* Start Entries provided *

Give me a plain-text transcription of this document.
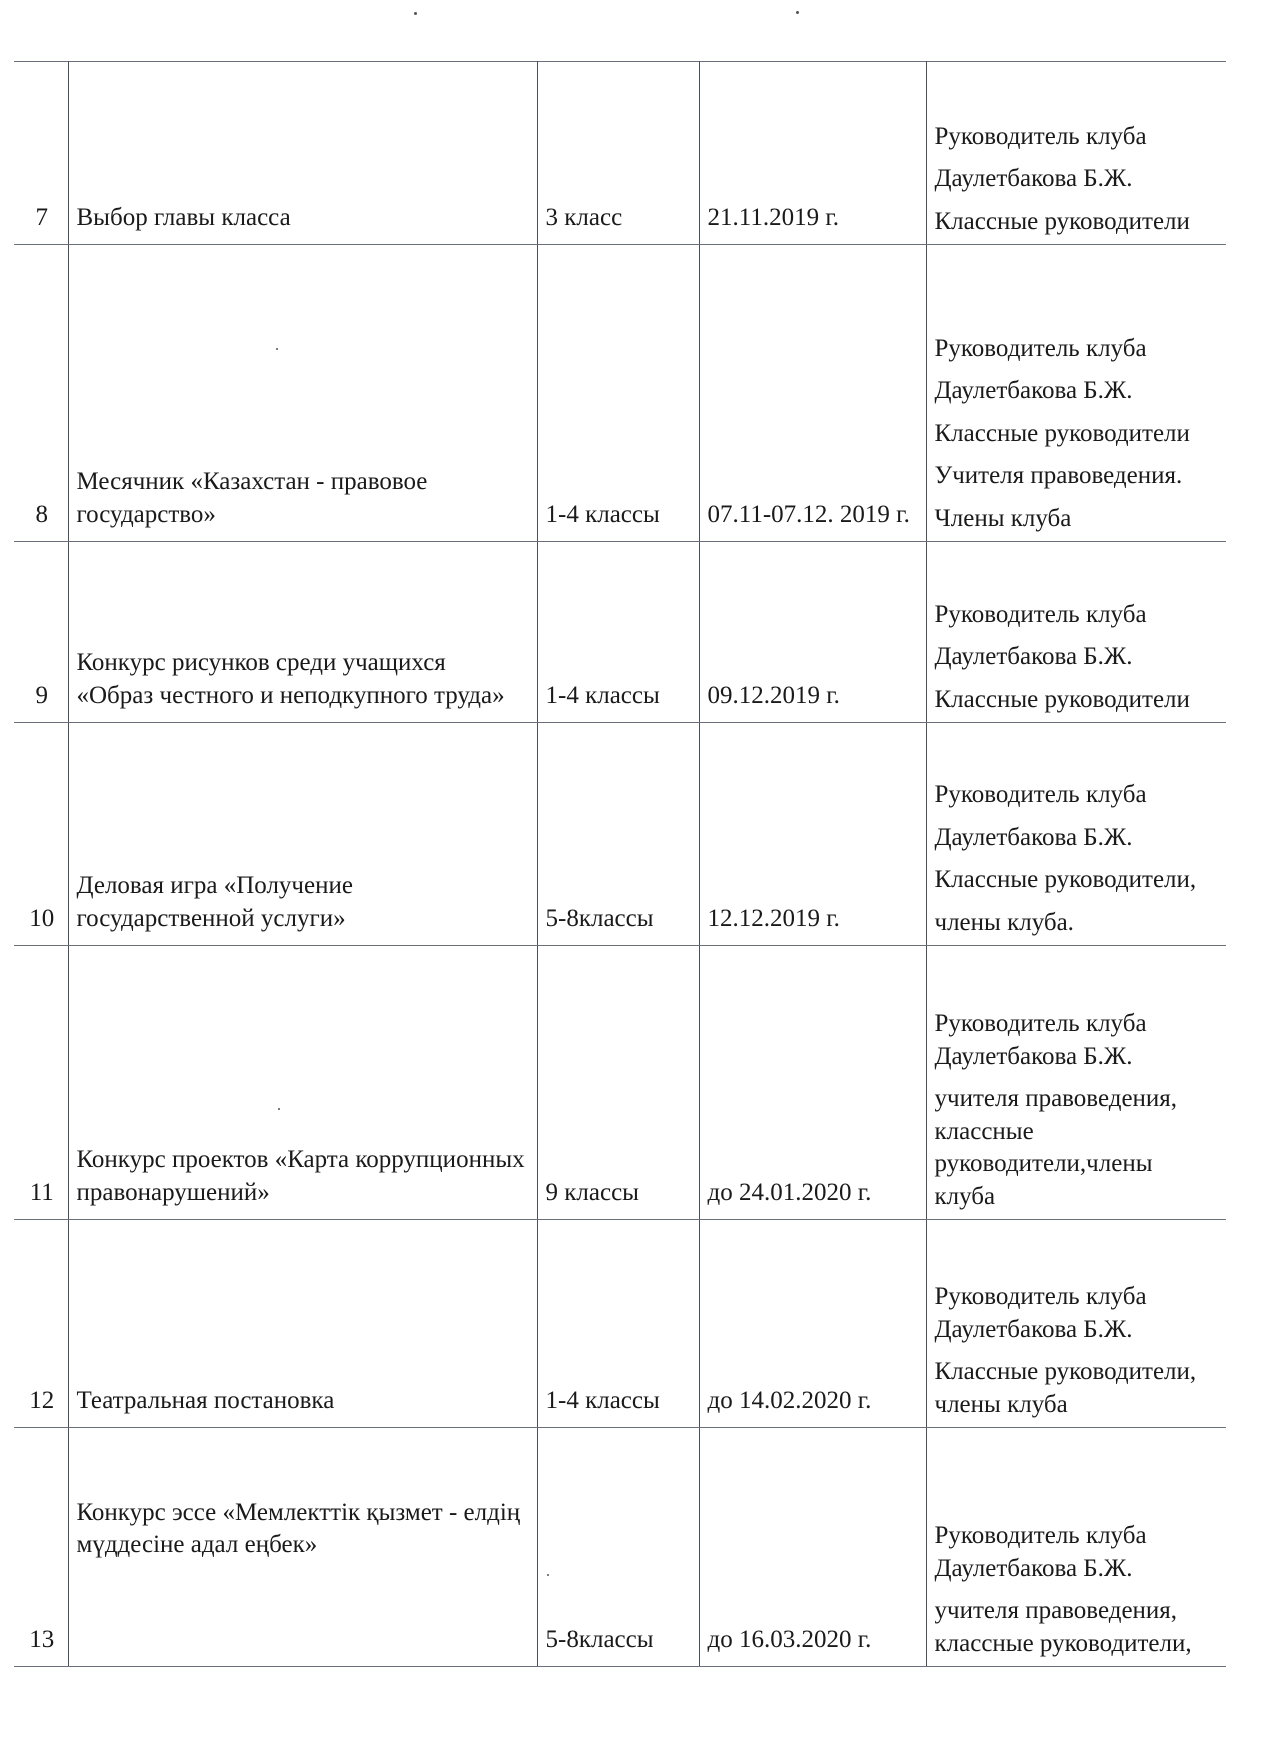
7	Выбор главы класса	3 класс	21.11.2019 г.	Руководитель клуба
Даулетбакова Б.Ж.
Классные руководители

8	Месячник «Казахстан - правовое государство»	1-4 классы	07.11-07.12. 2019 г.	Руководитель клуба
Даулетбакова Б.Ж.
Классные руководители
Учителя правоведения.
Члены клуба

9	Конкурс рисунков среди учащихся «Образ честного и неподкупного труда»	1-4 классы	09.12.2019 г.	Руководитель клуба
Даулетбакова Б.Ж.
Классные руководители

10	Деловая игра «Получение государственной услуги»	5-8классы	12.12.2019 г.	Руководитель клуба
Даулетбакова Б.Ж.
Классные руководители,
члены клуба.

11	Конкурс проектов «Карта коррупционных правонарушений»	9 классы	до 24.01.2020 г.	Руководитель клуба Даулетбакова Б.Ж.
учителя правоведения, классные руководители,члены клуба

12	Театральная постановка	1-4 классы	до 14.02.2020 г.	Руководитель клуба Даулетбакова Б.Ж.
Классные руководители, члены клуба

13	Конкурс эссе «Мемлекттік қызмет - елдің мүддесіне адал еңбек»	5-8классы	до 16.03.2020 г.	Руководитель клуба Даулетбакова Б.Ж.
учителя правоведения, классные руководители,
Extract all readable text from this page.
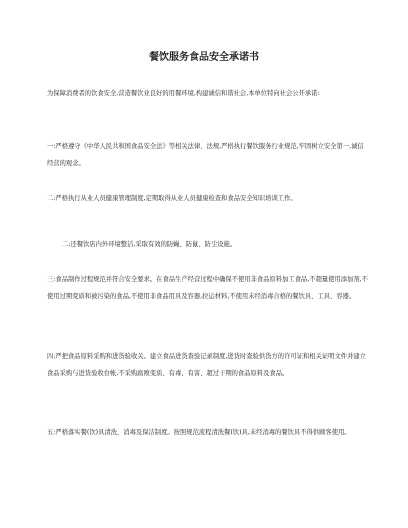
餐饮服务食品安全承诺书

为保障消费者的饮食安全,营造餐饮业良好的用餐环境,构建诚信和谐社会,本单位特向社会公开承诺:

一:严格遵守《中华人民共和国食品安全法》等相关法律、法规,严格执行餐饮服务行业规范,牢固树立安全第一,诚信经营的观念。

二:严格执行从业人员健康管理制度,定期取得从业人员健康检查和食品安全知识培训工作。

二:还餐饮店内外环境整洁,采取有效的防蝇、防鼠、防尘设施。

三:食品制作过程规范并符合安全要求。在食品生产经营过程中确保不使用非食品原料加工食品,不超量使用添加剂,不使用过期变质和被污染的食品,不使用非食品用具及容器,拉运材料,不使用未经消毒合格的餐饮具、工具、容器。

四:严把食品原料采购和进货验收关。建立食品进货查验记录制度,进货时查验供货方的许可证和相关证明文件并建立食品采购与进货验收台帐,不采购腐败变质、有毒、有害、超过干期的食品原料及食品。

五:严格落实餐(饮)具清洗、消毒及保洁制度。按照规范流程清洗餐(饮)具,未经消毒的餐饮具不得供顾客使用。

* End Entries provided *

_Written exercise_
Copy verbatim the span that begins at the line containing "Extract all readable text from this page." and ends at the last line of the material, inclusive of both; exclude pictures.

_Output for this task_
Extract all readable text from this page.
餐饮服务食品安全承诺书

为保障消费者的饮食安全,营造餐饮业良好的用餐环境,构建诚信和谐社会,本单位特向社会公开承诺:

一:严格遵守《中华人民共和国食品安全法》等相关法律、法规,严格执行餐饮服务行业规范,牢固树立安全第一,诚信经营的观念。

二:严格执行从业人员健康管理制度,定期取得从业人员健康检查和食品安全知识培训工作。

二:还餐饮店内外环境整洁,采取有效的防蝇、防鼠、防尘设施。

三:食品制作过程规范并符合安全要求。在食品生产经营过程中确保不使用非食品原料加工食品,不超量使用添加剂,不使用过期变质和被污染的食品,不使用非食品用具及容器,拉运材料,不使用未经消毒合格的餐饮具、工具、容器。

四:严把食品原料采购和进货验收关。建立食品进货查验记录制度,进货时查验供货方的许可证和相关证明文件并建立食品采购与进货验收台帐,不采购腐败变质、有毒、有害、超过干期的食品原料及食品。

五:严格落实餐(饮)具清洗、消毒及保洁制度。按照规范流程清洗餐(饮)具,未经消毒的餐饮具不得供顾客使用。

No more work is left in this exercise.